=== Records supplied ===
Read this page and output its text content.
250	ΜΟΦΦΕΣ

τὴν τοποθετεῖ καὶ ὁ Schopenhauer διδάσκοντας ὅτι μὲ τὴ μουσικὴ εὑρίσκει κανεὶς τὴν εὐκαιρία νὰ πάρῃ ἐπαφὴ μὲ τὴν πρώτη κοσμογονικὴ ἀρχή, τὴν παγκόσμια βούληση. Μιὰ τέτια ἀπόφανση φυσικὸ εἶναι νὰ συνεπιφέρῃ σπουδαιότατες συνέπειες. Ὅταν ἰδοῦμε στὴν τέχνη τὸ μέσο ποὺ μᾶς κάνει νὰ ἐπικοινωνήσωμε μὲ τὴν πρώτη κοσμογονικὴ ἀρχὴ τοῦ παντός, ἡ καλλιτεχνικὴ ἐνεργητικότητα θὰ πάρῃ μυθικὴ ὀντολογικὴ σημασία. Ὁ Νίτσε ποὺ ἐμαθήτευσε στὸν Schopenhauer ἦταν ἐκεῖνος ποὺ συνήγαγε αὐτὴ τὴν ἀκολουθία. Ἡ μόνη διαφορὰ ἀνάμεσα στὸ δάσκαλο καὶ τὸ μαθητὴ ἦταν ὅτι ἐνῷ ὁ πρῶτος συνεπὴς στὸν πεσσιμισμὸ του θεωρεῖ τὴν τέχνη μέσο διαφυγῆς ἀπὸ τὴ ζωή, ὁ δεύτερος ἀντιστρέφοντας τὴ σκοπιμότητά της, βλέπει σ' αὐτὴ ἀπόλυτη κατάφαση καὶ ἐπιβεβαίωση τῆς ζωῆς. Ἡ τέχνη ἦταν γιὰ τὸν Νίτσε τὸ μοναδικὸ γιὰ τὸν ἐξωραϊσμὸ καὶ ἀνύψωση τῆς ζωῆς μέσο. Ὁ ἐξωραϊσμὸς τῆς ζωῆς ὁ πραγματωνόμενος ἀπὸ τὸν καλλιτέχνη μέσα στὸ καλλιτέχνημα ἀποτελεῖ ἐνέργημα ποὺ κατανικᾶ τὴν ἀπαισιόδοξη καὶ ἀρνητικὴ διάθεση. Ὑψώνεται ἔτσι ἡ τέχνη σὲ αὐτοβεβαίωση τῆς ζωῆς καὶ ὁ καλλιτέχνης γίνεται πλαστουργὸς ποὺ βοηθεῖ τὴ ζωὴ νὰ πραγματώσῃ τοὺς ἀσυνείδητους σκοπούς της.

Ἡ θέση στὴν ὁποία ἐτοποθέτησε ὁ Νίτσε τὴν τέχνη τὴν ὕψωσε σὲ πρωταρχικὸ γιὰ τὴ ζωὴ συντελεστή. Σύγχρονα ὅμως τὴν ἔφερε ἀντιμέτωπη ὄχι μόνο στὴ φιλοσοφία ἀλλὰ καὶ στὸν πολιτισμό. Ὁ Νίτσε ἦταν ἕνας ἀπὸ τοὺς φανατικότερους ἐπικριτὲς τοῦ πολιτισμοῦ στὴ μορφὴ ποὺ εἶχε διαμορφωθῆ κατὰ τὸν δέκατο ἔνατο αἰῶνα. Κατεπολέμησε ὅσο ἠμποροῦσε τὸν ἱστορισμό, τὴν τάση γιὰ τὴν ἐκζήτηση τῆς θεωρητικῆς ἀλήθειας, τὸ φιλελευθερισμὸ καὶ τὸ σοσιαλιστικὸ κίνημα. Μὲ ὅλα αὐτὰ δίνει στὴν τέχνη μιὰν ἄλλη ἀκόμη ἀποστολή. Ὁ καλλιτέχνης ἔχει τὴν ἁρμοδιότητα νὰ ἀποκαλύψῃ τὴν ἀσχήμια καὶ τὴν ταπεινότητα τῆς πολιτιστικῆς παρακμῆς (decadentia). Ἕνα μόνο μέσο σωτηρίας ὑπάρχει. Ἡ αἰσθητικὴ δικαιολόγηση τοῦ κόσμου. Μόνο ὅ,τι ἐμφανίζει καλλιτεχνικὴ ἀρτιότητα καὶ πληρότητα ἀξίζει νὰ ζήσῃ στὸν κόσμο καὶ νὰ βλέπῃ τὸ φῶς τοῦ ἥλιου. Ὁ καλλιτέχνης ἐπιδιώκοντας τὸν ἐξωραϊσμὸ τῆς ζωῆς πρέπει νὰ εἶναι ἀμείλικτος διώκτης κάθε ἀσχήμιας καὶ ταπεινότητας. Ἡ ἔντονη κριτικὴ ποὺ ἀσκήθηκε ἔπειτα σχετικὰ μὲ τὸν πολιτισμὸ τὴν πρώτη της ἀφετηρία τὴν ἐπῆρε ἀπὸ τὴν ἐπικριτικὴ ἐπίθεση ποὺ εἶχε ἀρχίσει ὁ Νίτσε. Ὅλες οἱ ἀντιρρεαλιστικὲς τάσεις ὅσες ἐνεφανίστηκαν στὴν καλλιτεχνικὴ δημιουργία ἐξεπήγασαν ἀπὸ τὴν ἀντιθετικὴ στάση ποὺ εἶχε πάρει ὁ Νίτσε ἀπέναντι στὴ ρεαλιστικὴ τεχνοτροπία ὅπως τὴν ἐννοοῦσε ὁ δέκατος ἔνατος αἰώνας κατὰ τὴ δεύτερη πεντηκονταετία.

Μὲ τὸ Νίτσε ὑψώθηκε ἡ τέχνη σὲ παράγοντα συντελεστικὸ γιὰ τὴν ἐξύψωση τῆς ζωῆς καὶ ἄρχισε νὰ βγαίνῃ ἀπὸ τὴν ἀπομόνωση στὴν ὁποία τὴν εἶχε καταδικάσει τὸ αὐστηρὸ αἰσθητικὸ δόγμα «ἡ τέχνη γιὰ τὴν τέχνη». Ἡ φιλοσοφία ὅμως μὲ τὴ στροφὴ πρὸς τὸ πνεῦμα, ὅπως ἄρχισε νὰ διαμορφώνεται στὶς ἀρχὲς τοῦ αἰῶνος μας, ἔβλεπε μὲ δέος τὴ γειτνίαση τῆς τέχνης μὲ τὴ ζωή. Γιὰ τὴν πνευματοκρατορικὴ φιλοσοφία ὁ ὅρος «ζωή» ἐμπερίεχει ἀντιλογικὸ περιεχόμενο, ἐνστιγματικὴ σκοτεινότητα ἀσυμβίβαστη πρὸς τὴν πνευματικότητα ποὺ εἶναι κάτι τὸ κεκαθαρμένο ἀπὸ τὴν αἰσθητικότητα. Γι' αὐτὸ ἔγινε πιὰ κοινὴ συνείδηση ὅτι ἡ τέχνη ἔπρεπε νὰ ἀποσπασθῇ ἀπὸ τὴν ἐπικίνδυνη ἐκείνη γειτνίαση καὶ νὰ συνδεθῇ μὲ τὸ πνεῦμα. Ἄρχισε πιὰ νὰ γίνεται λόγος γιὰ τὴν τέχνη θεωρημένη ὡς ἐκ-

=== Written problem ===
Retype the whole listing above exactly.

=== Answer to this exercise ===
Read this page and output its text content.
250	ΜΟΦΦΕΣ

τὴν τοποθετεῖ καὶ ὁ Schopenhauer διδάσκοντας ὅτι μὲ τὴ μουσικὴ εὑρίσκει κανεὶς τὴν εὐκαιρία νὰ πάρῃ ἐπαφὴ μὲ τὴν πρώτη κοσμογονικὴ ἀρχή, τὴν παγκόσμια βούληση. Μιὰ τέτια ἀπόφανση φυσικὸ εἶναι νὰ συνεπιφέρῃ σπουδαιότατες συνέπειες. Ὅταν ἰδοῦμε στὴν τέχνη τὸ μέσο ποὺ μᾶς κάνει νὰ ἐπικοινωνήσωμε μὲ τὴν πρώτη κοσμογονικὴ ἀρχὴ τοῦ παντός, ἡ καλλιτεχνικὴ ἐνεργητικότητα θὰ πάρῃ μυθικὴ ὀντολογικὴ σημασία. Ὁ Νίτσε ποὺ ἐμαθήτευσε στὸν Schopenhauer ἦταν ἐκεῖνος ποὺ συνήγαγε αὐτὴ τὴν ἀκολουθία. Ἡ μόνη διαφορὰ ἀνάμεσα στὸ δάσκαλο καὶ τὸ μαθητὴ ἦταν ὅτι ἐνῷ ὁ πρῶτος συνεπὴς στὸν πεσσιμισμὸ του θεωρεῖ τὴν τέχνη μέσο διαφυγῆς ἀπὸ τὴ ζωή, ὁ δεύτερος ἀντιστρέφοντας τὴ σκοπιμότητά της, βλέπει σ' αὐτὴ ἀπόλυτη κατάφαση καὶ ἐπιβεβαίωση τῆς ζωῆς. Ἡ τέχνη ἦταν γιὰ τὸν Νίτσε τὸ μοναδικὸ γιὰ τὸν ἐξωραϊσμὸ καὶ ἀνύψωση τῆς ζωῆς μέσο. Ὁ ἐξωραϊσμὸς τῆς ζωῆς ὁ πραγματωνόμενος ἀπὸ τὸν καλλιτέχνη μέσα στὸ καλλιτέχνημα ἀποτελεῖ ἐνέργημα ποὺ κατανικᾶ τὴν ἀπαισιόδοξη καὶ ἀρνητικὴ διάθεση. Ὑψώνεται ἔτσι ἡ τέχνη σὲ αὐτοβεβαίωση τῆς ζωῆς καὶ ὁ καλλιτέχνης γίνεται πλαστουργὸς ποὺ βοηθεῖ τὴ ζωὴ νὰ πραγματώσῃ τοὺς ἀσυνείδητους σκοπούς της.

Ἡ θέση στὴν ὁποία ἐτοποθέτησε ὁ Νίτσε τὴν τέχνη τὴν ὕψωσε σὲ πρωταρχικὸ γιὰ τὴ ζωὴ συντελεστή. Σύγχρονα ὅμως τὴν ἔφερε ἀντιμέτωπη ὄχι μόνο στὴ φιλοσοφία ἀλλὰ καὶ στὸν πολιτισμό. Ὁ Νίτσε ἦταν ἕνας ἀπὸ τοὺς φανατικότερους ἐπικριτὲς τοῦ πολιτισμοῦ στὴ μορφὴ ποὺ εἶχε διαμορφωθῆ κατὰ τὸν δέκατο ἔνατο αἰῶνα. Κατεπολέμησε ὅσο ἠμποροῦσε τὸν ἱστορισμό, τὴν τάση γιὰ τὴν ἐκζήτηση τῆς θεωρητικῆς ἀλήθειας, τὸ φιλελευθερισμὸ καὶ τὸ σοσιαλιστικὸ κίνημα. Μὲ ὅλα αὐτὰ δίνει στὴν τέχνη μιὰν ἄλλη ἀκόμη ἀποστολή. Ὁ καλλιτέχνης ἔχει τὴν ἁρμοδιότητα νὰ ἀποκαλύψῃ τὴν ἀσχήμια καὶ τὴν ταπεινότητα τῆς πολιτιστικῆς παρακμῆς (decadentia). Ἕνα μόνο μέσο σωτηρίας ὑπάρχει. Ἡ αἰσθητικὴ δικαιολόγηση τοῦ κόσμου. Μόνο ὅ,τι ἐμφανίζει καλλιτεχνικὴ ἀρτιότητα καὶ πληρότητα ἀξίζει νὰ ζήσῃ στὸν κόσμο καὶ νὰ βλέπῃ τὸ φῶς τοῦ ἥλιου. Ὁ καλλιτέχνης ἐπιδιώκοντας τὸν ἐξωραϊσμὸ τῆς ζωῆς πρέπει νὰ εἶναι ἀμείλικτος διώκτης κάθε ἀσχήμιας καὶ ταπεινότητας. Ἡ ἔντονη κριτικὴ ποὺ ἀσκήθηκε ἔπειτα σχετικὰ μὲ τὸν πολιτισμὸ τὴν πρώτη της ἀφετηρία τὴν ἐπῆρε ἀπὸ τὴν ἐπικριτικὴ ἐπίθεση ποὺ εἶχε ἀρχίσει ὁ Νίτσε. Ὅλες οἱ ἀντιρρεαλιστικὲς τάσεις ὅσες ἐνεφανίστηκαν στὴν καλλιτεχνικὴ δημιουργία ἐξεπήγασαν ἀπὸ τὴν ἀντιθετικὴ στάση ποὺ εἶχε πάρει ὁ Νίτσε ἀπέναντι στὴ ρεαλιστικὴ τεχνοτροπία ὅπως τὴν ἐννοοῦσε ὁ δέκατος ἔνατος αἰώνας κατὰ τὴ δεύτερη πεντηκονταετία.

Μὲ τὸ Νίτσε ὑψώθηκε ἡ τέχνη σὲ παράγοντα συντελεστικὸ γιὰ τὴν ἐξύψωση τῆς ζωῆς καὶ ἄρχισε νὰ βγαίνῃ ἀπὸ τὴν ἀπομόνωση στὴν ὁποία τὴν εἶχε καταδικάσει τὸ αὐστηρὸ αἰσθητικὸ δόγμα «ἡ τέχνη γιὰ τὴν τέχνη». Ἡ φιλοσοφία ὅμως μὲ τὴ στροφὴ πρὸς τὸ πνεῦμα, ὅπως ἄρχισε νὰ διαμορφώνεται στὶς ἀρχὲς τοῦ αἰῶνος μας, ἔβλεπε μὲ δέος τὴ γειτνίαση τῆς τέχνης μὲ τὴ ζωή. Γιὰ τὴν πνευματοκρατορικὴ φιλοσοφία ὁ ὅρος «ζωή» ἐμπερίεχει ἀντιλογικὸ περιεχόμενο, ἐνστιγματικὴ σκοτεινότητα ἀσυμβίβαστη πρὸς τὴν πνευματικότητα ποὺ εἶναι κάτι τὸ κεκαθαρμένο ἀπὸ τὴν αἰσθητικότητα. Γι' αὐτὸ ἔγινε πιὰ κοινὴ συνείδηση ὅτι ἡ τέχνη ἔπρεπε νὰ ἀποσπασθῇ ἀπὸ τὴν ἐπικίνδυνη ἐκείνη γειτνίαση καὶ νὰ συνδεθῇ μὲ τὸ πνεῦμα. Ἄρχισε πιὰ νὰ γίνεται λόγος γιὰ τὴν τέχνη θεωρημένη ὡς ἐκ-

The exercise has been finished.